What is required → Restate the listing that follows word for word, without its pictures.

Supplied data →
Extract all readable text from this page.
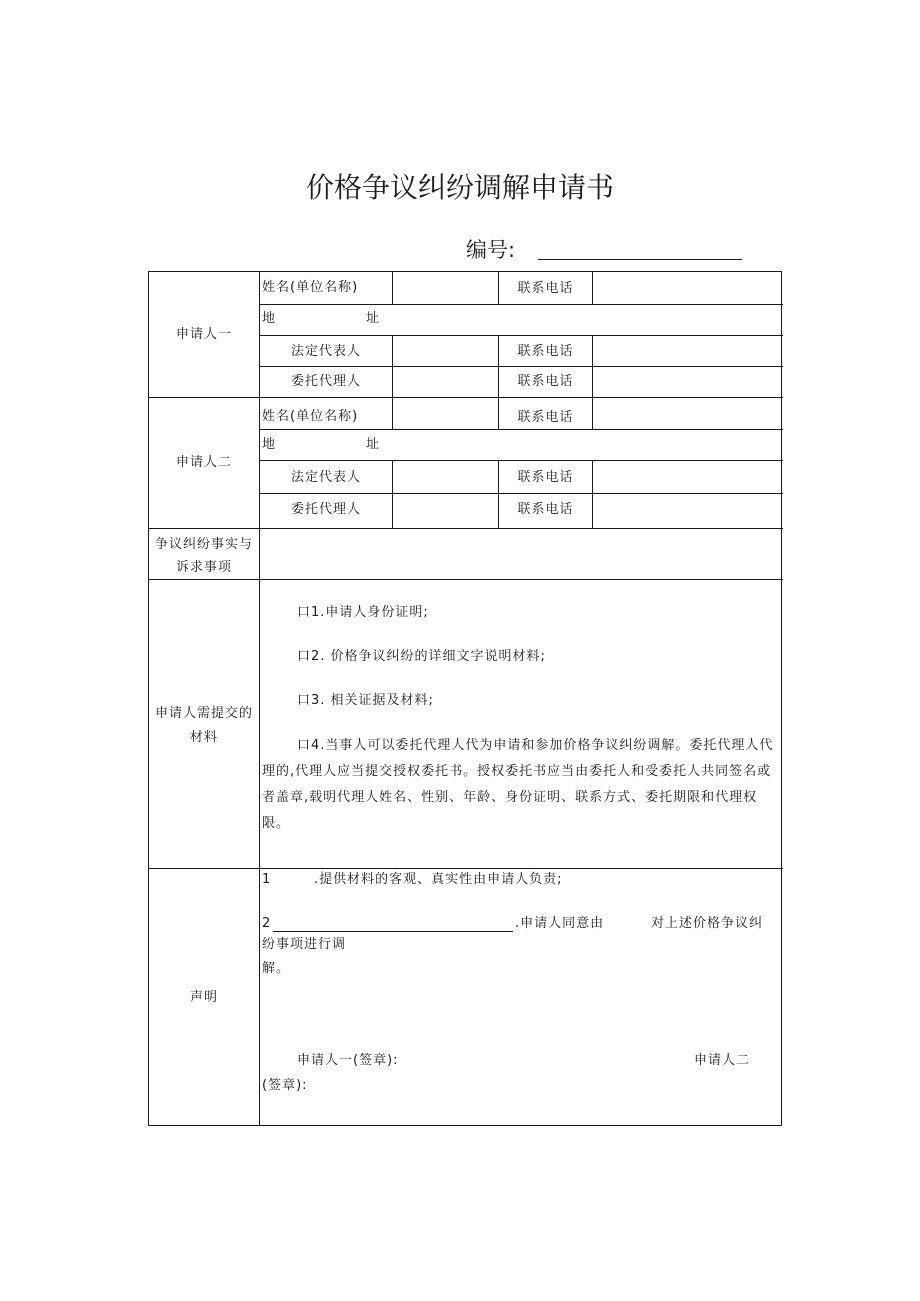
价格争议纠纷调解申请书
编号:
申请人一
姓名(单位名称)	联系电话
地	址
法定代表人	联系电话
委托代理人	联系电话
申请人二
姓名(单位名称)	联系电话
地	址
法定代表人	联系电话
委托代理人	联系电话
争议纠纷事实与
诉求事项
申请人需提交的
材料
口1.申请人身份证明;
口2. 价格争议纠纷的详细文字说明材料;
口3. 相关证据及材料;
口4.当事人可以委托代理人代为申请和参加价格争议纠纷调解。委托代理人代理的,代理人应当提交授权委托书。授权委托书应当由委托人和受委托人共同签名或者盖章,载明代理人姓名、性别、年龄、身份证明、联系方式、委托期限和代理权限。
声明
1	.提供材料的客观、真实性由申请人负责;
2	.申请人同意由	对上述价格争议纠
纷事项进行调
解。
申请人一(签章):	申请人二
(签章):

Finished task →
Extract all readable text from this page.
价格争议纠纷调解申请书
编号:
申请人一
姓名(单位名称)	联系电话
地	址
法定代表人	联系电话
委托代理人	联系电话
申请人二
姓名(单位名称)	联系电话
地	址
法定代表人	联系电话
委托代理人	联系电话
争议纠纷事实与
诉求事项
申请人需提交的
材料
口1.申请人身份证明;
口2. 价格争议纠纷的详细文字说明材料;
口3. 相关证据及材料;
口4.当事人可以委托代理人代为申请和参加价格争议纠纷调解。委托代理人代理的,代理人应当提交授权委托书。授权委托书应当由委托人和受委托人共同签名或者盖章,载明代理人姓名、性别、年龄、身份证明、联系方式、委托期限和代理权限。
声明
1	.提供材料的客观、真实性由申请人负责;
2	.申请人同意由	对上述价格争议纠
纷事项进行调
解。
申请人一(签章):	申请人二
(签章):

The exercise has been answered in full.